* What you will do:
Your copy of the material must match it exactly, except that pictures are dropped.

* Input for this task:
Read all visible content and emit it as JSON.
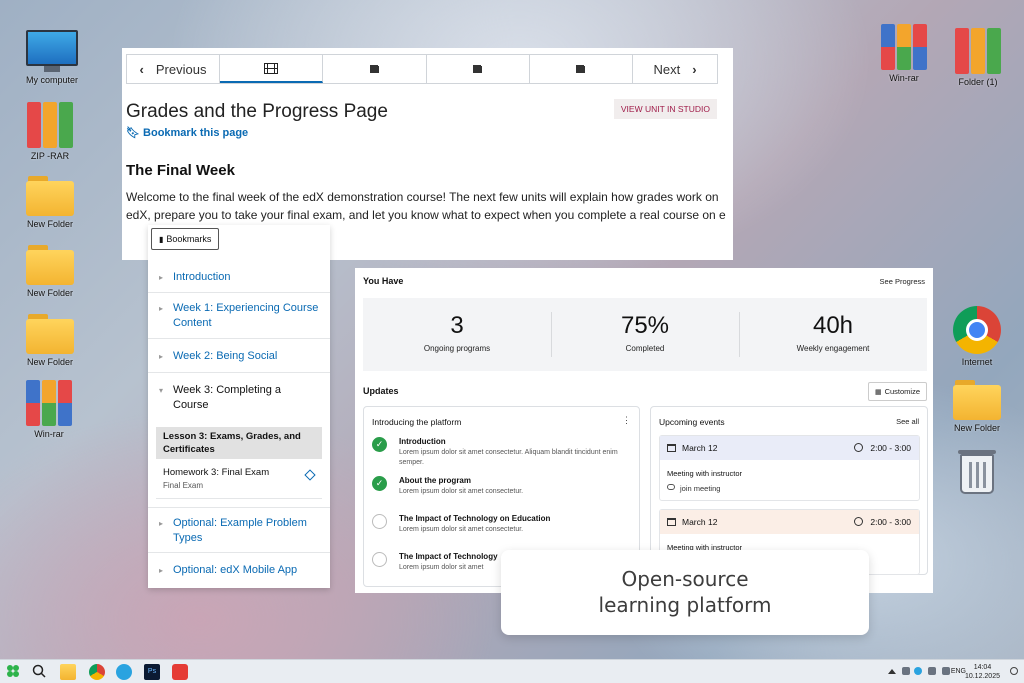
{
  "desktop": {
    "left_icons": [
      "My computer",
      "ZIP -RAR",
      "New Folder",
      "New Folder",
      "New Folder",
      "Win-rar"
    ],
    "right_icons": [
      "Win-rar",
      "Folder (1)",
      "Internet",
      "New Folder"
    ]
  },
  "course": {
    "nav": {
      "previous": "Previous",
      "next": "Next"
    },
    "title": "Grades and the Progress Page",
    "bookmark": "Bookmark this page",
    "studio_button": "VIEW UNIT IN STUDIO",
    "week_title": "The Final Week",
    "week_text": "Welcome to the final week of the edX demonstration course! The next few units will explain how grades work on edX, prepare you to take your final exam, and let you know what to expect when you complete a real course on e"
  },
  "outline": {
    "bookmarks_button": "Bookmarks",
    "items": [
      "Introduction",
      "Week 1: Experiencing Course Content",
      "Week 2: Being Social",
      "Week 3: Completing a Course",
      "Optional: Example Problem Types",
      "Optional: edX Mobile App"
    ],
    "subitems": [
      {
        "title": "Lesson 3: Exams, Grades, and Certificates",
        "subtitle": ""
      },
      {
        "title": "Homework 3: Final Exam",
        "subtitle": "Final Exam"
      }
    ]
  },
  "dashboard": {
    "heading": "You Have",
    "see_progress": "See Progress",
    "stats": [
      {
        "value": "3",
        "caption": "Ongoing programs"
      },
      {
        "value": "75%",
        "caption": "Completed"
      },
      {
        "value": "40h",
        "caption": "Weekly engagement"
      }
    ],
    "updates_title": "Updates",
    "customize": "Customize",
    "platform_card": {
      "title": "Introducing the platform",
      "tasks": [
        {
          "title": "Introduction",
          "desc": "Lorem ipsum dolor sit amet consectetur. Aliquam blandit tincidunt enim semper.",
          "done": true
        },
        {
          "title": "About the program",
          "desc": "Lorem ipsum dolor sit amet consectetur.",
          "done": true
        },
        {
          "title": "The Impact of Technology on Education",
          "desc": "Lorem ipsum dolor sit amet consectetur.",
          "done": false
        },
        {
          "title": "The Impact of Technology",
          "desc": "Lorem ipsum dolor sit amet",
          "done": false
        }
      ]
    },
    "events_card": {
      "title": "Upcoming events",
      "see_all": "See all",
      "events": [
        {
          "date": "March 12",
          "time": "2:00 - 3:00",
          "what": "Meeting with instructor",
          "link": "join meeting",
          "color": "#e9ecf8"
        },
        {
          "date": "March 12",
          "time": "2:00 - 3:00",
          "what": "Meeting with instructor",
          "link": "",
          "color": "#fbeee6"
        }
      ]
    }
  },
  "caption": {
    "line1": "Open-source",
    "line2": "learning platform"
  },
  "taskbar": {
    "lang": "ENG",
    "time": "14:04",
    "date": "10.12.2025"
  }
}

* Final answer:
Read all visible content and emit it as JSON.
{
  "desktop": {
    "left_icons": [
      "My computer",
      "ZIP -RAR",
      "New Folder",
      "New Folder",
      "New Folder",
      "Win-rar"
    ],
    "right_icons": [
      "Win-rar",
      "Folder (1)",
      "Internet",
      "New Folder"
    ]
  },
  "course": {
    "nav": {
      "previous": "Previous",
      "next": "Next"
    },
    "title": "Grades and the Progress Page",
    "bookmark": "Bookmark this page",
    "studio_button": "VIEW UNIT IN STUDIO",
    "week_title": "The Final Week",
    "week_text": "Welcome to the final week of the edX demonstration course! The next few units will explain how grades work on edX, prepare you to take your final exam, and let you know what to expect when you complete a real course on e"
  },
  "outline": {
    "bookmarks_button": "Bookmarks",
    "items": [
      "Introduction",
      "Week 1: Experiencing Course Content",
      "Week 2: Being Social",
      "Week 3: Completing a Course",
      "Optional: Example Problem Types",
      "Optional: edX Mobile App"
    ],
    "subitems": [
      {
        "title": "Lesson 3: Exams, Grades, and Certificates",
        "subtitle": ""
      },
      {
        "title": "Homework 3: Final Exam",
        "subtitle": "Final Exam"
      }
    ]
  },
  "dashboard": {
    "heading": "You Have",
    "see_progress": "See Progress",
    "stats": [
      {
        "value": "3",
        "caption": "Ongoing programs"
      },
      {
        "value": "75%",
        "caption": "Completed"
      },
      {
        "value": "40h",
        "caption": "Weekly engagement"
      }
    ],
    "updates_title": "Updates",
    "customize": "Customize",
    "platform_card": {
      "title": "Introducing the platform",
      "tasks": [
        {
          "title": "Introduction",
          "desc": "Lorem ipsum dolor sit amet consectetur. Aliquam blandit tincidunt enim semper.",
          "done": true
        },
        {
          "title": "About the program",
          "desc": "Lorem ipsum dolor sit amet consectetur.",
          "done": true
        },
        {
          "title": "The Impact of Technology on Education",
          "desc": "Lorem ipsum dolor sit amet consectetur.",
          "done": false
        },
        {
          "title": "The Impact of Technology",
          "desc": "Lorem ipsum dolor sit amet",
          "done": false
        }
      ]
    },
    "events_card": {
      "title": "Upcoming events",
      "see_all": "See all",
      "events": [
        {
          "date": "March 12",
          "time": "2:00 - 3:00",
          "what": "Meeting with instructor",
          "link": "join meeting",
          "color": "#e9ecf8"
        },
        {
          "date": "March 12",
          "time": "2:00 - 3:00",
          "what": "Meeting with instructor",
          "link": "",
          "color": "#fbeee6"
        }
      ]
    }
  },
  "caption": {
    "line1": "Open-source",
    "line2": "learning platform"
  },
  "taskbar": {
    "lang": "ENG",
    "time": "14:04",
    "date": "10.12.2025"
  }
}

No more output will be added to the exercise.